(Saved data entries)
+---+
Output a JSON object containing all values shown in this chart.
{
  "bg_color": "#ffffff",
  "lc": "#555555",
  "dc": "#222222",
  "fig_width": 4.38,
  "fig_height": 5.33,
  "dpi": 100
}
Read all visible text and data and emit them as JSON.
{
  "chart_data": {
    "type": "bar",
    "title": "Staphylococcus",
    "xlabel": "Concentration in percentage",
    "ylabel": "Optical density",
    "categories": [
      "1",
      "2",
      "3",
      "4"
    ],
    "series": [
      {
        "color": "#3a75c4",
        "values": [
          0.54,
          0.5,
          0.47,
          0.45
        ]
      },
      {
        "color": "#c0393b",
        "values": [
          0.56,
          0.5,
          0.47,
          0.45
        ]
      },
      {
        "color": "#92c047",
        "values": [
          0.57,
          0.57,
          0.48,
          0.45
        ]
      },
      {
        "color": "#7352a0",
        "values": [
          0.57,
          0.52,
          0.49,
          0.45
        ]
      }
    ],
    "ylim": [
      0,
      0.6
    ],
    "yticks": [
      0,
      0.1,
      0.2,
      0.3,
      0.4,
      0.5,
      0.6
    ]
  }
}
+---+
* [EXERCISE INSTRUCTIONS]:
Restate every entry word for word.

* [EXERCISE OUTPUT]:
Output a JSON object containing all values shown in this chart.
{
  "bg_color": "#ffffff",
  "lc": "#555555",
  "dc": "#222222",
  "fig_width": 4.38,
  "fig_height": 5.33,
  "dpi": 100
}
Read all visible text and data and emit them as JSON.
{
  "chart_data": {
    "type": "bar",
    "title": "Staphylococcus",
    "xlabel": "Concentration in percentage",
    "ylabel": "Optical density",
    "categories": [
      "1",
      "2",
      "3",
      "4"
    ],
    "series": [
      {
        "color": "#3a75c4",
        "values": [
          0.54,
          0.5,
          0.47,
          0.45
        ]
      },
      {
        "color": "#c0393b",
        "values": [
          0.56,
          0.5,
          0.47,
          0.45
        ]
      },
      {
        "color": "#92c047",
        "values": [
          0.57,
          0.57,
          0.48,
          0.45
        ]
      },
      {
        "color": "#7352a0",
        "values": [
          0.57,
          0.52,
          0.49,
          0.45
        ]
      }
    ],
    "ylim": [
      0,
      0.6
    ],
    "yticks": [
      0,
      0.1,
      0.2,
      0.3,
      0.4,
      0.5,
      0.6
    ]
  }
}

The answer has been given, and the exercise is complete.